## WHAT IS ASKED
Filter the listing below, copying every line in which the word "Smashed" appears.

## RECORDED DATA
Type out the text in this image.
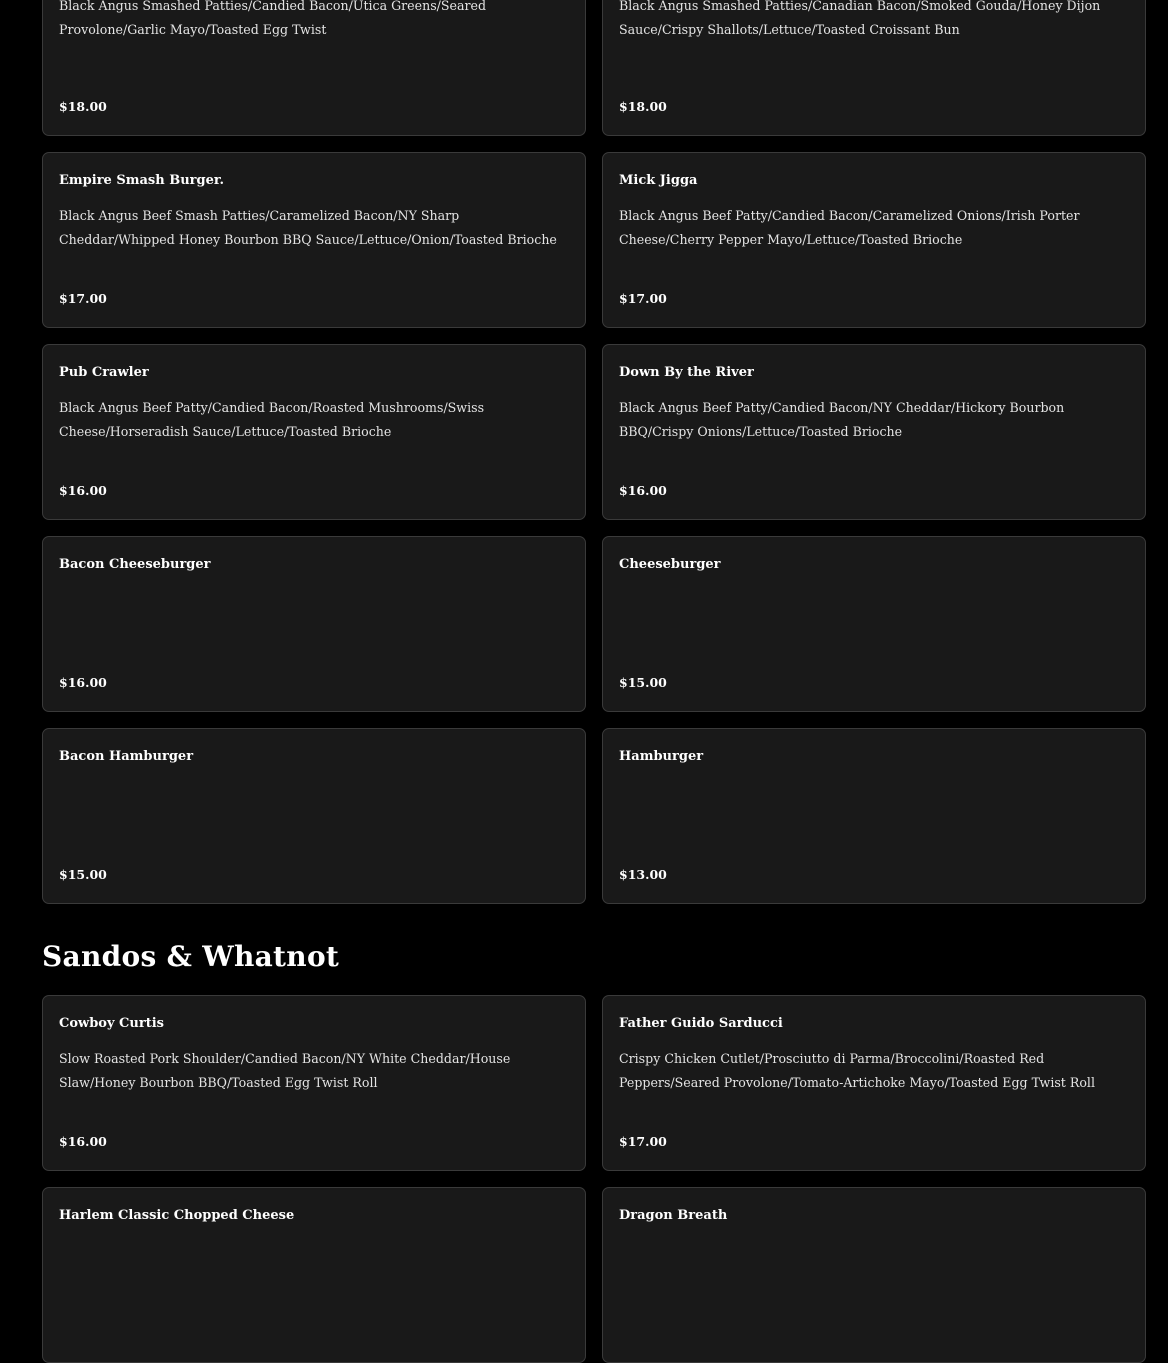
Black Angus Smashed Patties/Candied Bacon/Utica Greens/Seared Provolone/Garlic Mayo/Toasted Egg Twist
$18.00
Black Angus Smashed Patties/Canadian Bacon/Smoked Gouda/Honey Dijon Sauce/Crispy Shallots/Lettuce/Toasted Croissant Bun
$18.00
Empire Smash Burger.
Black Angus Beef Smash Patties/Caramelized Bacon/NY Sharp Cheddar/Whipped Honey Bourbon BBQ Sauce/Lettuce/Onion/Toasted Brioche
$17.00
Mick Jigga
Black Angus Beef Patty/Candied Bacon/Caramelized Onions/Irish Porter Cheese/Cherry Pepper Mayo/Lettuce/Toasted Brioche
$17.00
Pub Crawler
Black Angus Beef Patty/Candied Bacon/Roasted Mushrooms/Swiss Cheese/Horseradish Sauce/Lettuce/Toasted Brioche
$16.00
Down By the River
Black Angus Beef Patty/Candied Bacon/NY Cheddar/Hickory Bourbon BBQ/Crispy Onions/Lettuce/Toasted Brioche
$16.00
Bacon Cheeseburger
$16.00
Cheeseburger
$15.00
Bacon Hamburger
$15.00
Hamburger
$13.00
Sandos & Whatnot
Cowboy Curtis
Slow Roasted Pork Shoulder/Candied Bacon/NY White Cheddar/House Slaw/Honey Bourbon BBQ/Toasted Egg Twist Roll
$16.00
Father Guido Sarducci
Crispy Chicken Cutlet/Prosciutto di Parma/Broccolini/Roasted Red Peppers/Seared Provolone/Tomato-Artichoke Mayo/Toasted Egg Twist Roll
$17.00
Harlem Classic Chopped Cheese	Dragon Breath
==
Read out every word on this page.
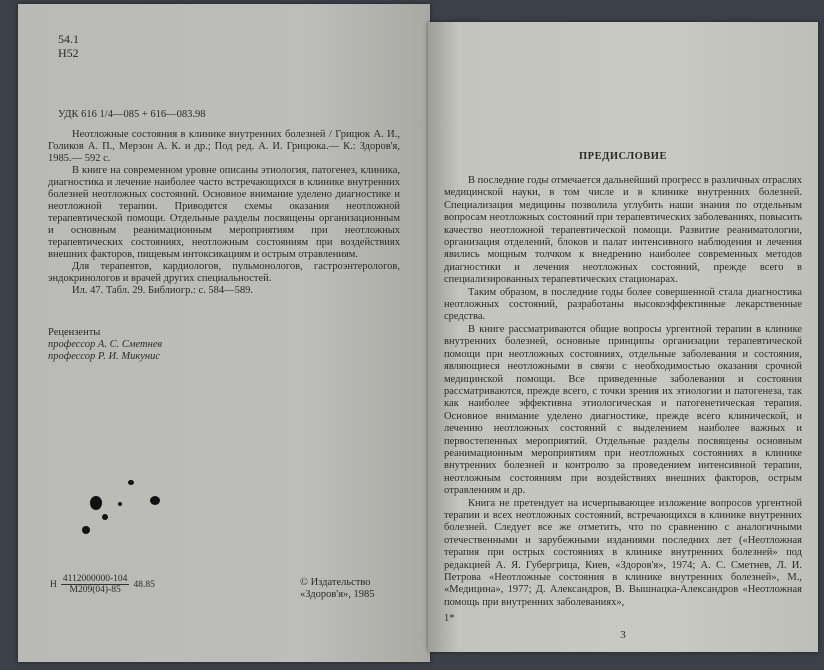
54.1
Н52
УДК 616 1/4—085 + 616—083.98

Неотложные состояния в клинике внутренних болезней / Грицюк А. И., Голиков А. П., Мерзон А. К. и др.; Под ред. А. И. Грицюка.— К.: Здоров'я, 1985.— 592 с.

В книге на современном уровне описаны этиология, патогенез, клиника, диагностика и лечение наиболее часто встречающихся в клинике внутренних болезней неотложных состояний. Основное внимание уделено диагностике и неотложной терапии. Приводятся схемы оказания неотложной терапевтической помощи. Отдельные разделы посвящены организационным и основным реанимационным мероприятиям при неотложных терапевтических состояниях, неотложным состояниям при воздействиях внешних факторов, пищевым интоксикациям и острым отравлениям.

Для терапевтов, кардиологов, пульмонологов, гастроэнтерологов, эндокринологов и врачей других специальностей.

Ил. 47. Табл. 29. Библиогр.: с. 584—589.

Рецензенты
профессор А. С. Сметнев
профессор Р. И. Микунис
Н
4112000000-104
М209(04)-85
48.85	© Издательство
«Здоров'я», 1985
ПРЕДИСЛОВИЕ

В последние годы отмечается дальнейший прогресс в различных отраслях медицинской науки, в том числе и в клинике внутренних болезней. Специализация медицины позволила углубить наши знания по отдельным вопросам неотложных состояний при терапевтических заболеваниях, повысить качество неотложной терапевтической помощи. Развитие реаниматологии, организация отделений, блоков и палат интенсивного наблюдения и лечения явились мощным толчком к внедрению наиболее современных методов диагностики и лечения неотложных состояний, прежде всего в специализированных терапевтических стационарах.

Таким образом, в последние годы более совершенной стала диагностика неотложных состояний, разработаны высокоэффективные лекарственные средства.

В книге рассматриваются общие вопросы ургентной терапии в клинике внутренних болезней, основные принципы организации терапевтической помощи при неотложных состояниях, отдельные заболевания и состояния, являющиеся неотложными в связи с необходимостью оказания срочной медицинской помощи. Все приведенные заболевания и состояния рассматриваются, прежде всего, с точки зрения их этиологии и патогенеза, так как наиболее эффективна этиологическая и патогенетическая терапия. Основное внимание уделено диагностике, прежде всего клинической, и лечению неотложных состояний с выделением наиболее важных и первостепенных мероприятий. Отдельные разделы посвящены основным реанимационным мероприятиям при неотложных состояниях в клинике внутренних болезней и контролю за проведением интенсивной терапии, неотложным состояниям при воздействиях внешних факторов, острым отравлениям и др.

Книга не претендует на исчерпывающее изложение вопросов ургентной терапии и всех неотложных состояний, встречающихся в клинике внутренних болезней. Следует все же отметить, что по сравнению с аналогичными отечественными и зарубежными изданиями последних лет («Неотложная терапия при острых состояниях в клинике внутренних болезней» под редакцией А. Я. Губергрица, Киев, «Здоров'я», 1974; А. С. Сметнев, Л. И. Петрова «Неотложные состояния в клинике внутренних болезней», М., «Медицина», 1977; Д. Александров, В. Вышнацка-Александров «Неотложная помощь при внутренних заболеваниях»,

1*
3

## WRITTEN SOLUTION
Black Angus Smashed Patties/Candied Bacon/Utica Greens/Seared Provolone/Garlic Mayo/Toasted Egg Twist
Black Angus Smashed Patties/Canadian Bacon/Smoked Gouda/Honey Dijon Sauce/Crispy Shallots/Lettuce/Toasted Croissant Bun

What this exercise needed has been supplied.